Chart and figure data
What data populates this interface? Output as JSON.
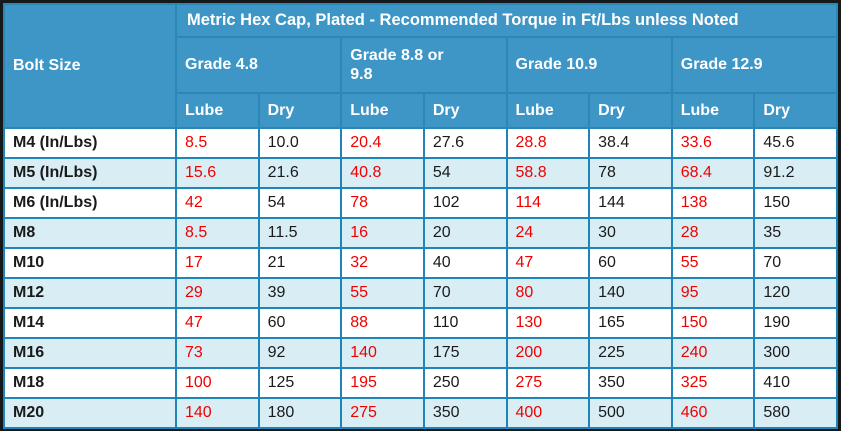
{
  "chart_data": {
    "type": "table",
    "title": "Metric Hex Cap, Plated - Recommended Torque in Ft/Lbs unless Noted",
    "corner_header": "Bolt Size",
    "group_headers": [
      "Grade 4.8",
      "Grade 8.8 or 9.8",
      "Grade 10.9",
      "Grade 12.9"
    ],
    "sub_headers": [
      "Lube",
      "Dry",
      "Lube",
      "Dry",
      "Lube",
      "Dry",
      "Lube",
      "Dry"
    ],
    "rows": [
      {
        "bolt_size": "M4 (In/Lbs)",
        "values": [
          "8.5",
          "10.0",
          "20.4",
          "27.6",
          "28.8",
          "38.4",
          "33.6",
          "45.6"
        ]
      },
      {
        "bolt_size": "M5 (In/Lbs)",
        "values": [
          "15.6",
          "21.6",
          "40.8",
          "54",
          "58.8",
          "78",
          "68.4",
          "91.2"
        ]
      },
      {
        "bolt_size": "M6 (In/Lbs)",
        "values": [
          "42",
          "54",
          "78",
          "102",
          "114",
          "144",
          "138",
          "150"
        ]
      },
      {
        "bolt_size": "M8",
        "values": [
          "8.5",
          "11.5",
          "16",
          "20",
          "24",
          "30",
          "28",
          "35"
        ]
      },
      {
        "bolt_size": "M10",
        "values": [
          "17",
          "21",
          "32",
          "40",
          "47",
          "60",
          "55",
          "70"
        ]
      },
      {
        "bolt_size": "M12",
        "values": [
          "29",
          "39",
          "55",
          "70",
          "80",
          "140",
          "95",
          "120"
        ]
      },
      {
        "bolt_size": "M14",
        "values": [
          "47",
          "60",
          "88",
          "110",
          "130",
          "165",
          "150",
          "190"
        ]
      },
      {
        "bolt_size": "M16",
        "values": [
          "73",
          "92",
          "140",
          "175",
          "200",
          "225",
          "240",
          "300"
        ]
      },
      {
        "bolt_size": "M18",
        "values": [
          "100",
          "125",
          "195",
          "250",
          "275",
          "350",
          "325",
          "410"
        ]
      },
      {
        "bolt_size": "M20",
        "values": [
          "140",
          "180",
          "275",
          "350",
          "400",
          "500",
          "460",
          "580"
        ]
      }
    ]
  },
  "colors": {
    "header_bg": "#3e96c6",
    "grid_border": "#1f85b8",
    "alt_row_bg": "#d9edf5",
    "lube_text": "#f10000",
    "dry_text": "#1a1a1a",
    "header_text": "#ffffff",
    "outer_frame": "#15191c"
  }
}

> **What to do**
Copy the whole listing above word for word but do not carry over the pictures.

> **Reply to the task**
What data populates this interface? Output as JSON.
{
  "chart_data": {
    "type": "table",
    "title": "Metric Hex Cap, Plated - Recommended Torque in Ft/Lbs unless Noted",
    "corner_header": "Bolt Size",
    "group_headers": [
      "Grade 4.8",
      "Grade 8.8 or 9.8",
      "Grade 10.9",
      "Grade 12.9"
    ],
    "sub_headers": [
      "Lube",
      "Dry",
      "Lube",
      "Dry",
      "Lube",
      "Dry",
      "Lube",
      "Dry"
    ],
    "rows": [
      {
        "bolt_size": "M4 (In/Lbs)",
        "values": [
          "8.5",
          "10.0",
          "20.4",
          "27.6",
          "28.8",
          "38.4",
          "33.6",
          "45.6"
        ]
      },
      {
        "bolt_size": "M5 (In/Lbs)",
        "values": [
          "15.6",
          "21.6",
          "40.8",
          "54",
          "58.8",
          "78",
          "68.4",
          "91.2"
        ]
      },
      {
        "bolt_size": "M6 (In/Lbs)",
        "values": [
          "42",
          "54",
          "78",
          "102",
          "114",
          "144",
          "138",
          "150"
        ]
      },
      {
        "bolt_size": "M8",
        "values": [
          "8.5",
          "11.5",
          "16",
          "20",
          "24",
          "30",
          "28",
          "35"
        ]
      },
      {
        "bolt_size": "M10",
        "values": [
          "17",
          "21",
          "32",
          "40",
          "47",
          "60",
          "55",
          "70"
        ]
      },
      {
        "bolt_size": "M12",
        "values": [
          "29",
          "39",
          "55",
          "70",
          "80",
          "140",
          "95",
          "120"
        ]
      },
      {
        "bolt_size": "M14",
        "values": [
          "47",
          "60",
          "88",
          "110",
          "130",
          "165",
          "150",
          "190"
        ]
      },
      {
        "bolt_size": "M16",
        "values": [
          "73",
          "92",
          "140",
          "175",
          "200",
          "225",
          "240",
          "300"
        ]
      },
      {
        "bolt_size": "M18",
        "values": [
          "100",
          "125",
          "195",
          "250",
          "275",
          "350",
          "325",
          "410"
        ]
      },
      {
        "bolt_size": "M20",
        "values": [
          "140",
          "180",
          "275",
          "350",
          "400",
          "500",
          "460",
          "580"
        ]
      }
    ]
  },
  "colors": {
    "header_bg": "#3e96c6",
    "grid_border": "#1f85b8",
    "alt_row_bg": "#d9edf5",
    "lube_text": "#f10000",
    "dry_text": "#1a1a1a",
    "header_text": "#ffffff",
    "outer_frame": "#15191c"
  }
}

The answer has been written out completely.